Task objective:
In the listing below, count the lines with "image" and report only the figure.

Record extracts:

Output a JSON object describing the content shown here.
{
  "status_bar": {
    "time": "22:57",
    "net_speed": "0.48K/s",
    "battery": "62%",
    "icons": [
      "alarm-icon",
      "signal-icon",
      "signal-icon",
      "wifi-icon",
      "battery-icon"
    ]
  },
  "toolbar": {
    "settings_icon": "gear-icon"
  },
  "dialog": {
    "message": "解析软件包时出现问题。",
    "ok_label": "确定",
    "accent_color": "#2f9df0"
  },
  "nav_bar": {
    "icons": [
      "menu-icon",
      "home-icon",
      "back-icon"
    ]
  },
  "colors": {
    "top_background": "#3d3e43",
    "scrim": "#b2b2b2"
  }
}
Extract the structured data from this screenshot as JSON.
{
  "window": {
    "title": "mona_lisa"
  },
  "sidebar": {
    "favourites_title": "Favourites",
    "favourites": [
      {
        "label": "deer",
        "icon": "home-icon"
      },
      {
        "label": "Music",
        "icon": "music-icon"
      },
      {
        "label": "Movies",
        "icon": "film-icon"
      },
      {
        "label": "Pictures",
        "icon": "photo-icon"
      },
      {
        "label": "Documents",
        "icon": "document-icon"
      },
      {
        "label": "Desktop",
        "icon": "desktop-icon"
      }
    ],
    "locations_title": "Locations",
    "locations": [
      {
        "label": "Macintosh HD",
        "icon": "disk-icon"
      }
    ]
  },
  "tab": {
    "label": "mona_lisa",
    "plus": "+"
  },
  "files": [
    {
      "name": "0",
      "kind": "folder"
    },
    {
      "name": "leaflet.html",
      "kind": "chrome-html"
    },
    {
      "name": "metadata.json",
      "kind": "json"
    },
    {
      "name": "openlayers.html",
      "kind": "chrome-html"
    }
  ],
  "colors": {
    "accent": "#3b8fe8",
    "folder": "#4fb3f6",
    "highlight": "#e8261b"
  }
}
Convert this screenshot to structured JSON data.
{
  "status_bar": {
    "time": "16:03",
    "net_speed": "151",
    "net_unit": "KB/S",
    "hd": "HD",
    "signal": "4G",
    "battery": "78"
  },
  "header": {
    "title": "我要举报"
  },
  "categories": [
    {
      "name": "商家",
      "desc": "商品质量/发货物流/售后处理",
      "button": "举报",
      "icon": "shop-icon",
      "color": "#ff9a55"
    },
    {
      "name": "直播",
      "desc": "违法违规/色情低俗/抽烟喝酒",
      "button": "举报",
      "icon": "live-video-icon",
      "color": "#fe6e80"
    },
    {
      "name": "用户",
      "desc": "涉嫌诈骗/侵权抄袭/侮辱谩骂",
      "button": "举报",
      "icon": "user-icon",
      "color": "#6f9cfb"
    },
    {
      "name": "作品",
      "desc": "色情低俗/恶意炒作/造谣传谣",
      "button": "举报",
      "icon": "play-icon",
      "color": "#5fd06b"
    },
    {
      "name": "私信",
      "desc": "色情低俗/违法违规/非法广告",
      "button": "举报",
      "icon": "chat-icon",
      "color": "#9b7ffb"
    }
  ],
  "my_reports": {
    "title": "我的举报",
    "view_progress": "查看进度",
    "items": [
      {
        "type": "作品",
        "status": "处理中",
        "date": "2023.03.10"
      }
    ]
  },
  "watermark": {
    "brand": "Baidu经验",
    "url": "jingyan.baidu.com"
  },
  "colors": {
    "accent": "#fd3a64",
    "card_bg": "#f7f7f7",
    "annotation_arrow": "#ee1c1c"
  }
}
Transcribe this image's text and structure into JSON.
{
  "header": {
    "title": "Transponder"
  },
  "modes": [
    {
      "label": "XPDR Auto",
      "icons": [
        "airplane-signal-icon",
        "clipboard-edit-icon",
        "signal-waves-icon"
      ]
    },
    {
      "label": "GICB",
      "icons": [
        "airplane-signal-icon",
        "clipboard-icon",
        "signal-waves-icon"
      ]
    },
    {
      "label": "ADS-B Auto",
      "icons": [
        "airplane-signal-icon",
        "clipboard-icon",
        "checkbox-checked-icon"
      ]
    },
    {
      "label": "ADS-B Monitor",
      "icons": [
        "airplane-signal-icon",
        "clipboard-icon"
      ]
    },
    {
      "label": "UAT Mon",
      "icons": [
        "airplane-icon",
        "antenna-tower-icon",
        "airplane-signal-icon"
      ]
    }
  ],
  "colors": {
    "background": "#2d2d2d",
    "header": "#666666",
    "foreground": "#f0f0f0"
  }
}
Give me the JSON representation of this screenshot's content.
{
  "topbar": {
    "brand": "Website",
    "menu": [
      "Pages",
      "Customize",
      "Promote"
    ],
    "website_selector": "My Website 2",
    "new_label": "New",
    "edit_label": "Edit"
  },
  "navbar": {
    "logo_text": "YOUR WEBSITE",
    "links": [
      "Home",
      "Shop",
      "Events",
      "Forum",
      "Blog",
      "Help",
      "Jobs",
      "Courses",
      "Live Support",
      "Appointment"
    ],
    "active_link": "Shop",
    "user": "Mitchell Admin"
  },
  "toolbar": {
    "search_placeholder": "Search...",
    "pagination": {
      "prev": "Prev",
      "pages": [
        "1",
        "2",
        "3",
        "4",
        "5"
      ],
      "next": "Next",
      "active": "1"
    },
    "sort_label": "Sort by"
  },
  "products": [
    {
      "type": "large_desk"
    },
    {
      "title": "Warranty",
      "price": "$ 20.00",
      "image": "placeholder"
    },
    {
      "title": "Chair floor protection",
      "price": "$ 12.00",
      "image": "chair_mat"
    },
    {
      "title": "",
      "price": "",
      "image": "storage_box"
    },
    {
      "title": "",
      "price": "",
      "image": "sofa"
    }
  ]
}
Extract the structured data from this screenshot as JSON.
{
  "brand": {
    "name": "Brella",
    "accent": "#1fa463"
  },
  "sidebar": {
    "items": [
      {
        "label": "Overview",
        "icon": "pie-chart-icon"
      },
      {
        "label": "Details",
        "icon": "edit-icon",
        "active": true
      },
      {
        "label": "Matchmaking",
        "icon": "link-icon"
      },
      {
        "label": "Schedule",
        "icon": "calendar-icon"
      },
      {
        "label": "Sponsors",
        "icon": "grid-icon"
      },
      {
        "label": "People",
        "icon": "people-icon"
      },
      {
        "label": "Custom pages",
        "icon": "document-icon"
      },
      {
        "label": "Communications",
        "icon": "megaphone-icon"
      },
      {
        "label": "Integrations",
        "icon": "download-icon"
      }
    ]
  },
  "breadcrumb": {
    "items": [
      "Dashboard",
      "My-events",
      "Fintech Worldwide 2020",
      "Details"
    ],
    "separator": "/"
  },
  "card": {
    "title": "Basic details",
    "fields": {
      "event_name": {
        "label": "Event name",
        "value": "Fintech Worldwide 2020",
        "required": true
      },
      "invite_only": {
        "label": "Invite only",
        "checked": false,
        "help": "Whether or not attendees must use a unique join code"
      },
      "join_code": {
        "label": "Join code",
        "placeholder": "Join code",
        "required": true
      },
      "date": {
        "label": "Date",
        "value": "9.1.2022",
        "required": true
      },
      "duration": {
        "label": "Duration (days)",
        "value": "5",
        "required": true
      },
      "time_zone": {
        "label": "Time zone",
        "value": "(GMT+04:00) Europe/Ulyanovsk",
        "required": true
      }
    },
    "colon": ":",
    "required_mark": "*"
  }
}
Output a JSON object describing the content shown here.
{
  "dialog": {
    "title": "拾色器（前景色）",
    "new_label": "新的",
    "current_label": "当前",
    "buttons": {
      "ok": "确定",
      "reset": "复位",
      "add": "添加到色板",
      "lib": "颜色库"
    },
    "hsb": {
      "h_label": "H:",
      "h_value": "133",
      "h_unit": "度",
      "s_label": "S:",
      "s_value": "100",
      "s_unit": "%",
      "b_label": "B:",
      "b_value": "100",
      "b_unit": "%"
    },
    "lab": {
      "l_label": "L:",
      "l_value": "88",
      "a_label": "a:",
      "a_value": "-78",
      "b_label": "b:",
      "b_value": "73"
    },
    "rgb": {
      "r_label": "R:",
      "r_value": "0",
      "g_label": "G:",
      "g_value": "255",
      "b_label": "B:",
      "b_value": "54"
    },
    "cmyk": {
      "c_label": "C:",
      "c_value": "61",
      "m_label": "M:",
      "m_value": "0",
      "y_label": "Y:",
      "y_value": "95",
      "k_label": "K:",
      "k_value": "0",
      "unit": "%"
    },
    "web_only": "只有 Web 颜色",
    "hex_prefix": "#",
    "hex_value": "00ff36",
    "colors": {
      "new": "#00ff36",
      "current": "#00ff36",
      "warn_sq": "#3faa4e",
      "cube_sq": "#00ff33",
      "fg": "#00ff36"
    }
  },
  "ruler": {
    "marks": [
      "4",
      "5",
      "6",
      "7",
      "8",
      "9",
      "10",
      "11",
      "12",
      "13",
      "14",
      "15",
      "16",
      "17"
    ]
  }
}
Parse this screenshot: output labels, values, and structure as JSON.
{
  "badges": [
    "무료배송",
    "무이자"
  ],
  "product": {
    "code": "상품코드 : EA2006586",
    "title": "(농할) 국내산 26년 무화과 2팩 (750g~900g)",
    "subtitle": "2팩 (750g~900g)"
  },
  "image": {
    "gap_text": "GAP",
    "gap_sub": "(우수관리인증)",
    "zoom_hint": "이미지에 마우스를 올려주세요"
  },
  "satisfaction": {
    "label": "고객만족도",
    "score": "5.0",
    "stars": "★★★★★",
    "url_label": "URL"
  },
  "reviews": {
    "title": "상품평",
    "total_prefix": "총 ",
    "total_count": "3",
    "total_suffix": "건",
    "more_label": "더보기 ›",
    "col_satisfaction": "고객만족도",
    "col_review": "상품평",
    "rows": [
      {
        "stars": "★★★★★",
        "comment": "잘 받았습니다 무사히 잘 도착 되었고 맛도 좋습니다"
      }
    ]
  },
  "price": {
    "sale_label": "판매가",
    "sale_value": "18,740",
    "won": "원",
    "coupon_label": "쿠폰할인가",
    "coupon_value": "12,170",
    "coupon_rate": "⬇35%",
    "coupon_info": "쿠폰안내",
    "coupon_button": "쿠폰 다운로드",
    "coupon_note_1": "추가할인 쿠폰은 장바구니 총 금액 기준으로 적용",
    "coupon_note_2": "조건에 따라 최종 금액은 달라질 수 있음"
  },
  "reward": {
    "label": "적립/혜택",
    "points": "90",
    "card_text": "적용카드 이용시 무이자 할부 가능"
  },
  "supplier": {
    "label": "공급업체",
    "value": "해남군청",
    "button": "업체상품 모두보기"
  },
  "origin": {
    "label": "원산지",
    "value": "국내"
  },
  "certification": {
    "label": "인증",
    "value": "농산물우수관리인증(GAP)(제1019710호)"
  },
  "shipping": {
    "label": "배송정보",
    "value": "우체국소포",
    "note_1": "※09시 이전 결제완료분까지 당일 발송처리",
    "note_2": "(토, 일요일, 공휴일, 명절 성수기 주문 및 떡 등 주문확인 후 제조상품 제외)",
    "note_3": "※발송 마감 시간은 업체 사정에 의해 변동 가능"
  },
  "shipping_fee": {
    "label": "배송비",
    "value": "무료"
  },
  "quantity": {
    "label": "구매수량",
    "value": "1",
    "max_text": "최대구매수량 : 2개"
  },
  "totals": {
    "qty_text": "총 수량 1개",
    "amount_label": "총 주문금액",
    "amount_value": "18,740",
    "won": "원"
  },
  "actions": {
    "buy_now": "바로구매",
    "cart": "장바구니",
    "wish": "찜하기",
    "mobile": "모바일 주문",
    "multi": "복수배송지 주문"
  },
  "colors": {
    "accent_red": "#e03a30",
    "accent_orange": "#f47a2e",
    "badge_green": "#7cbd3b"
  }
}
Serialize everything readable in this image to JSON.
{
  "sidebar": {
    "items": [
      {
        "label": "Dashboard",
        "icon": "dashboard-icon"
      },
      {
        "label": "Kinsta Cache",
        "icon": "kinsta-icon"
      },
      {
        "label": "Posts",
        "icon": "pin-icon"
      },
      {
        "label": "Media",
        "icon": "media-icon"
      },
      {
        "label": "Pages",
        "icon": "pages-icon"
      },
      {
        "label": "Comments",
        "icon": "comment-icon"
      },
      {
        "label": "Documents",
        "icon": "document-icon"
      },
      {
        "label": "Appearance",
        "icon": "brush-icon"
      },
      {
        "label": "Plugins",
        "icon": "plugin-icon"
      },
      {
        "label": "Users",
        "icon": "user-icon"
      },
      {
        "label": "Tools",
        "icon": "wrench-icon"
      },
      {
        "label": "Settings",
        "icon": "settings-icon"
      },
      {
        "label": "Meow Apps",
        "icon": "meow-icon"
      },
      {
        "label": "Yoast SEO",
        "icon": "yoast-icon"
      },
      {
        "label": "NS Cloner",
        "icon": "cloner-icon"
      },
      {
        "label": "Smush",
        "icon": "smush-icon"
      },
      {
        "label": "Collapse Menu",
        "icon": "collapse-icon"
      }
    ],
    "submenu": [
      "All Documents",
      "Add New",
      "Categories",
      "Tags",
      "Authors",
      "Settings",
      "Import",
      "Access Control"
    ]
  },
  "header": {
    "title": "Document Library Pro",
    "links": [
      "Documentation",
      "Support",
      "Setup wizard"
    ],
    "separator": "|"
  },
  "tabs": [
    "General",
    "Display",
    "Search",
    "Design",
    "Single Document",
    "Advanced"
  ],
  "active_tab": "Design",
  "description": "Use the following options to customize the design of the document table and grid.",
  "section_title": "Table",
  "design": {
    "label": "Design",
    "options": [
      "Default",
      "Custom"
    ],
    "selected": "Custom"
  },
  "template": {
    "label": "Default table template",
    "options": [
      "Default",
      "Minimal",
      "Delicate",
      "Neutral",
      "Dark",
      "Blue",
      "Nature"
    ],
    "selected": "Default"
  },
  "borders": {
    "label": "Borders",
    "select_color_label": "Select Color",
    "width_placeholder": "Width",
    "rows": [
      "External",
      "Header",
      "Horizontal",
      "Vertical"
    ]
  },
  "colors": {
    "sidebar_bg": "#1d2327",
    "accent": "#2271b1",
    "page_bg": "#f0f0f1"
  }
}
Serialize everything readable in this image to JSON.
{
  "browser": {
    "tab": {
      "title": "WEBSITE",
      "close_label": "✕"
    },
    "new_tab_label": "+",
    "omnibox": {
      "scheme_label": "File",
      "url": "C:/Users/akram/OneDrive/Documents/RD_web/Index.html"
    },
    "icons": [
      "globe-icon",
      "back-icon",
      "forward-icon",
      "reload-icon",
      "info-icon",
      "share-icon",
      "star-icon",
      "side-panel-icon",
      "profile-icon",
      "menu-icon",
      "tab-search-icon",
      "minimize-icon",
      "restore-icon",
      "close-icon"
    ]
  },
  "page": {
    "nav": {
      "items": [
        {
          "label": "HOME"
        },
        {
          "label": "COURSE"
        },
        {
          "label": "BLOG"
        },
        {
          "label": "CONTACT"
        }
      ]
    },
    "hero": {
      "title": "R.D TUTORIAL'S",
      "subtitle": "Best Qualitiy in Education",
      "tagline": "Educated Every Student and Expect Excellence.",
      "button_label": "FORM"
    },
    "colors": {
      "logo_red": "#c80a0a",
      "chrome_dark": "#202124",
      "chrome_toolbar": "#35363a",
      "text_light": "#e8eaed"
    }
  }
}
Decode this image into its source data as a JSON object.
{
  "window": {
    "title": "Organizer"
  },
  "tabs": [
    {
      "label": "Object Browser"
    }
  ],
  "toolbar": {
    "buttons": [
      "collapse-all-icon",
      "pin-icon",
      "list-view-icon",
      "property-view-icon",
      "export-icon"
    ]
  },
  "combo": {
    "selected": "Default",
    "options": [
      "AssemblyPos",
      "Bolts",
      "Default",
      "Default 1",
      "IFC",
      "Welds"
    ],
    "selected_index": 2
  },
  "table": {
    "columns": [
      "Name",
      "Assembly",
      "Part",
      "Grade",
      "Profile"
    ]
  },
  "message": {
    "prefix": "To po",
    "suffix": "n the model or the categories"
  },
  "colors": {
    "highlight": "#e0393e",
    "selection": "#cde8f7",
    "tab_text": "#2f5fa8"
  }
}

Complete response:
9